Listed entries Start Marker
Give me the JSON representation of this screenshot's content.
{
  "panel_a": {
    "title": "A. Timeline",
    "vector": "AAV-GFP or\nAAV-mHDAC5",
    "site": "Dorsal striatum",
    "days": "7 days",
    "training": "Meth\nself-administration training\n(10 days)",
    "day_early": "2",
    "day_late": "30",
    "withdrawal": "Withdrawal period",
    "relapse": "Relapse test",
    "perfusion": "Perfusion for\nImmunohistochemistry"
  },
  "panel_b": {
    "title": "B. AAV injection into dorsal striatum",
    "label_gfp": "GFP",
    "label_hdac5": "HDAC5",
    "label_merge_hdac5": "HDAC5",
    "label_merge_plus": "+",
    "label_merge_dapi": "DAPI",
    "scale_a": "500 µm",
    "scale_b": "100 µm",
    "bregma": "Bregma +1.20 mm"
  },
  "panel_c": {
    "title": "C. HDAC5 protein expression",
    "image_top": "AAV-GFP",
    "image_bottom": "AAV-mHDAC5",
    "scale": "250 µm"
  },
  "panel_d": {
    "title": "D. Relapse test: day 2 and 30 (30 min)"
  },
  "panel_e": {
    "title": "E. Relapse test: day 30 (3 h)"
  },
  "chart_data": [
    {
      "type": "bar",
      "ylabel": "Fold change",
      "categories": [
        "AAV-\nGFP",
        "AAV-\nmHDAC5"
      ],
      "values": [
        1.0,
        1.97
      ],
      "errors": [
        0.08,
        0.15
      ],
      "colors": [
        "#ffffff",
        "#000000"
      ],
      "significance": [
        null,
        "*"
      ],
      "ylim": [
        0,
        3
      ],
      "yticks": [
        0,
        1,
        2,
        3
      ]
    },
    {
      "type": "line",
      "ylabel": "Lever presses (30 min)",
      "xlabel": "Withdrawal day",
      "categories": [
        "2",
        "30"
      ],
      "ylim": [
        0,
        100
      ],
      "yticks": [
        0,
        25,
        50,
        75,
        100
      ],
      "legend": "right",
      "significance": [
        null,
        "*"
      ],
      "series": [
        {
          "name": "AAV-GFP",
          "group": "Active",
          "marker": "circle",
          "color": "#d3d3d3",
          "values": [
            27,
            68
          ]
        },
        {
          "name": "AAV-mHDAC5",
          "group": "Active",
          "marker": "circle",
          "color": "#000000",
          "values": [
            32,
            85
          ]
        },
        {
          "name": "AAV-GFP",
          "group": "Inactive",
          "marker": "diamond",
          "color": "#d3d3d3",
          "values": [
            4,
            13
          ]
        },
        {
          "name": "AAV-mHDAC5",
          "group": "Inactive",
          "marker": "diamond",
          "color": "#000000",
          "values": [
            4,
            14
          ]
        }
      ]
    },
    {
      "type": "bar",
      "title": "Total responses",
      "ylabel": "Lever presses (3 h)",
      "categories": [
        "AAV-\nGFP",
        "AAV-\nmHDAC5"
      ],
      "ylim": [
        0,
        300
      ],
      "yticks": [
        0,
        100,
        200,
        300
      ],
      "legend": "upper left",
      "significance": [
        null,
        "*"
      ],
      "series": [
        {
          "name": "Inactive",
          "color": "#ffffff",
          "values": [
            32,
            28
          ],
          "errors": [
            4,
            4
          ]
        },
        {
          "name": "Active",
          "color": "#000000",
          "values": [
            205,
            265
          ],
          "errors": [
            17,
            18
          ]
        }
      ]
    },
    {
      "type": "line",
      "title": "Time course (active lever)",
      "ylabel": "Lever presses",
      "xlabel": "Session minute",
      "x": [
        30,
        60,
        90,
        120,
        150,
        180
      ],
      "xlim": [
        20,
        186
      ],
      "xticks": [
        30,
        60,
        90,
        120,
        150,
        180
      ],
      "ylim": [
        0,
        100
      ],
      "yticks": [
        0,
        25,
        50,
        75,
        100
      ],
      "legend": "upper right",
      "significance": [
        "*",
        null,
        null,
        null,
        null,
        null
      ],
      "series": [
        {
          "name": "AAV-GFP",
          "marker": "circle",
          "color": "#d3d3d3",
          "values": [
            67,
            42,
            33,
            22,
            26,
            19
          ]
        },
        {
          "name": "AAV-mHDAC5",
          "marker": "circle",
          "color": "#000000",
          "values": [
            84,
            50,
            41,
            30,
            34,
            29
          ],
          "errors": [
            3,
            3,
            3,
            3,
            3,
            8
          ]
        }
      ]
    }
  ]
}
Listed entries End Marker
**Work instruction:** Above are the records; report each line in them that includes the word "test".

**Expected output:**
    "relapse": "Relapse test",
    "title": "D. Relapse test: day 2 and 30 (30 min)"
    "title": "E. Relapse test: day 30 (3 h)"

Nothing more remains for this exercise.